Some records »

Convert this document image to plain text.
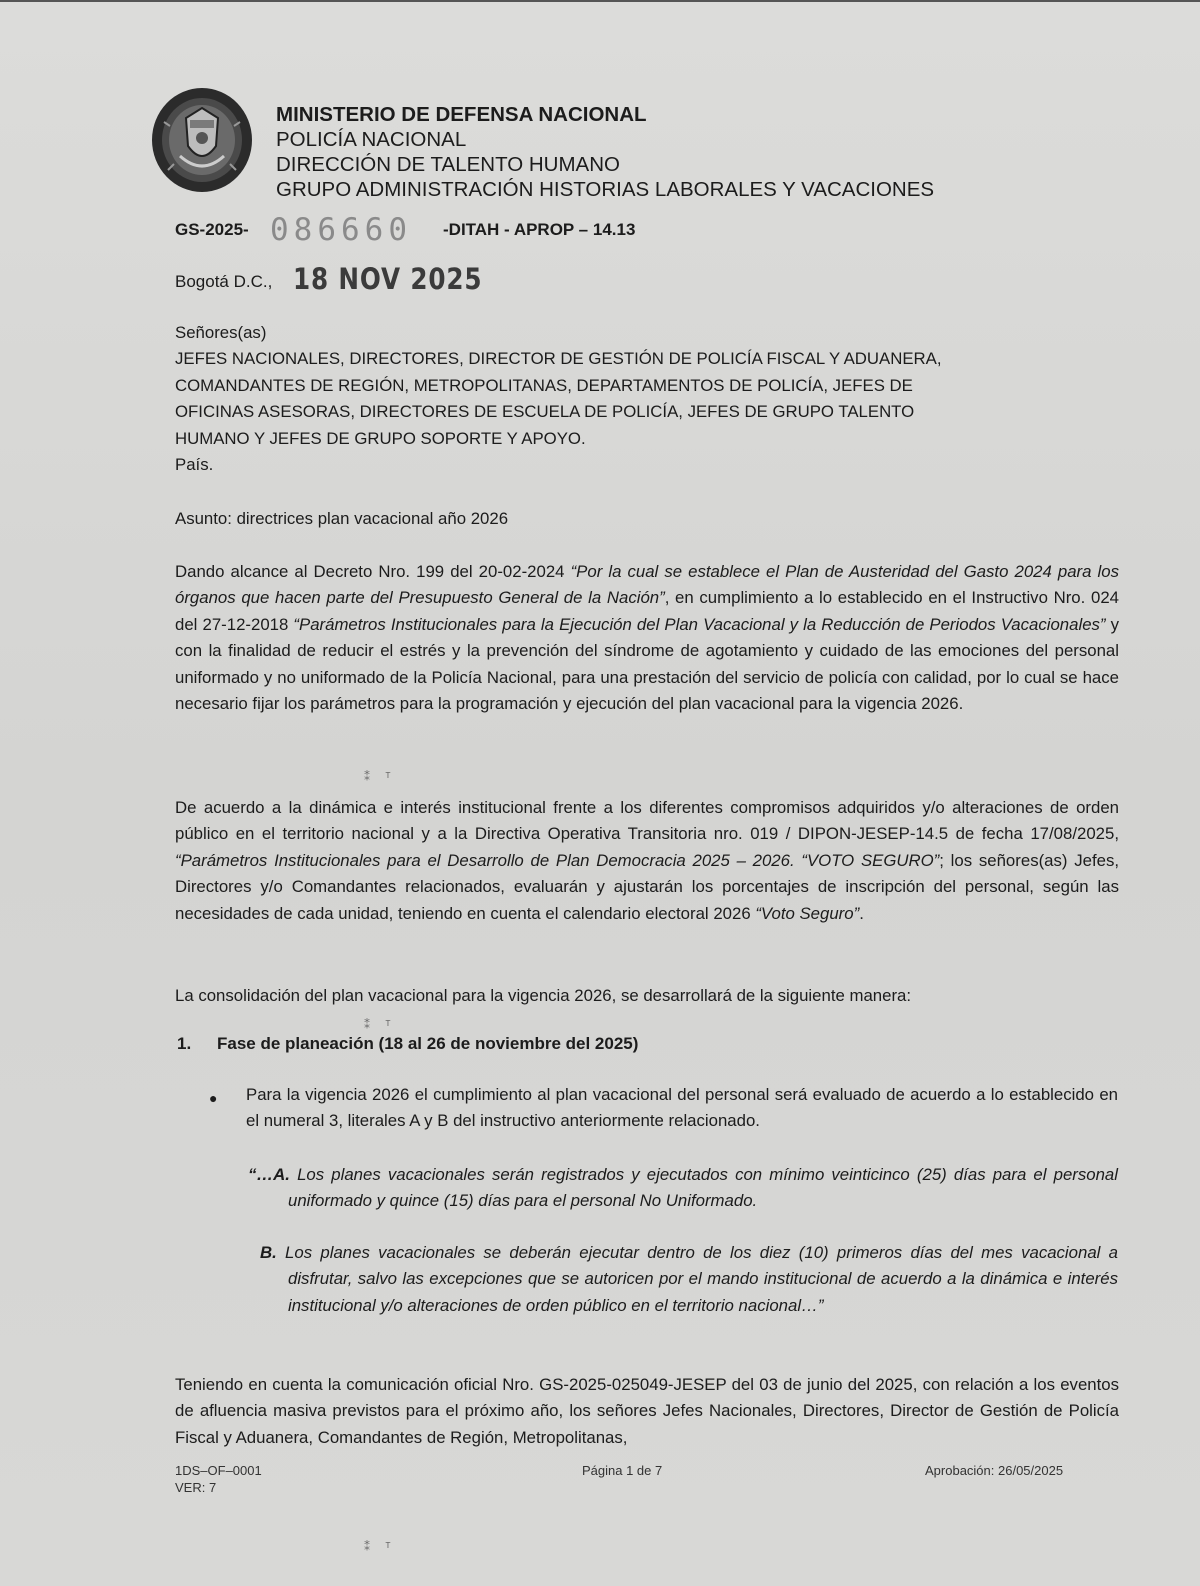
MINISTERIO DE DEFENSA NACIONAL
POLICÍA NACIONAL
DIRECCIÓN DE TALENTO HUMANO
GRUPO ADMINISTRACIÓN HISTORIAS LABORALES Y VACACIONES
GS-2025- 086660 -DITAH - APROP – 14.13
Bogotá D.C., 18 NOV 2025
Señores(as)
JEFES NACIONALES, DIRECTORES, DIRECTOR DE GESTIÓN DE POLICÍA FISCAL Y ADUANERA,
COMANDANTES DE REGIÓN, METROPOLITANAS, DEPARTAMENTOS DE POLICÍA, JEFES DE
OFICINAS ASESORAS, DIRECTORES DE ESCUELA DE POLICÍA, JEFES DE GRUPO TALENTO
HUMANO Y JEFES DE GRUPO SOPORTE Y APOYO.
País.
Asunto: directrices plan vacacional año 2026
Dando alcance al Decreto Nro. 199 del 20-02-2024 “Por la cual se establece el Plan de Austeridad del Gasto 2024 para los órganos que hacen parte del Presupuesto General de la Nación”, en cumplimiento a lo establecido en el Instructivo Nro. 024 del 27-12-2018 “Parámetros Institucionales para la Ejecución del Plan Vacacional y la Reducción de Periodos Vacacionales” y con la finalidad de reducir el estrés y la prevención del síndrome de agotamiento y cuidado de las emociones del personal uniformado y no uniformado de la Policía Nacional, para una prestación del servicio de policía con calidad, por lo cual se hace necesario fijar los parámetros para la programación y ejecución del plan vacacional para la vigencia 2026.
De acuerdo a la dinámica e interés institucional frente a los diferentes compromisos adquiridos y/o alteraciones de orden público en el territorio nacional y a la Directiva Operativa Transitoria nro. 019 / DIPON-JESEP-14.5 de fecha 17/08/2025, “Parámetros Institucionales para el Desarrollo de Plan Democracia 2025 – 2026. “VOTO SEGURO”; los señores(as) Jefes, Directores y/o Comandantes relacionados, evaluarán y ajustarán los porcentajes de inscripción del personal, según las necesidades de cada unidad, teniendo en cuenta el calendario electoral 2026 “Voto Seguro”.
La consolidación del plan vacacional para la vigencia 2026, se desarrollará de la siguiente manera:
1. Fase de planeación (18 al 26 de noviembre del 2025)
● Para la vigencia 2026 el cumplimiento al plan vacacional del personal será evaluado de acuerdo a lo establecido en el numeral 3, literales A y B del instructivo anteriormente relacionado.
“…A. Los planes vacacionales serán registrados y ejecutados con mínimo veinticinco (25) días para el personal uniformado y quince (15) días para el personal No Uniformado.
B. Los planes vacacionales se deberán ejecutar dentro de los diez (10) primeros días del mes vacacional a disfrutar, salvo las excepciones que se autoricen por el mando institucional de acuerdo a la dinámica e interés institucional y/o alteraciones de orden público en el territorio nacional…”
Teniendo en cuenta la comunicación oficial Nro. GS-2025-025049-JESEP del 03 de junio del 2025, con relación a los eventos de afluencia masiva previstos para el próximo año, los señores Jefes Nacionales, Directores, Director de Gestión de Policía Fiscal y Aduanera, Comandantes de Región, Metropolitanas,
1DS–OF–0001
VER: 7
Página 1 de 7	Aprobación: 26/05/2025
⁑ ᵀ
⁑ ᵀ
⁑ ᵀ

EXERCISE DIRECTIONS » Scan the material above and determine how many lines include the word "GRUPO"; report only the number.

EXERCISE SOLUTION » 3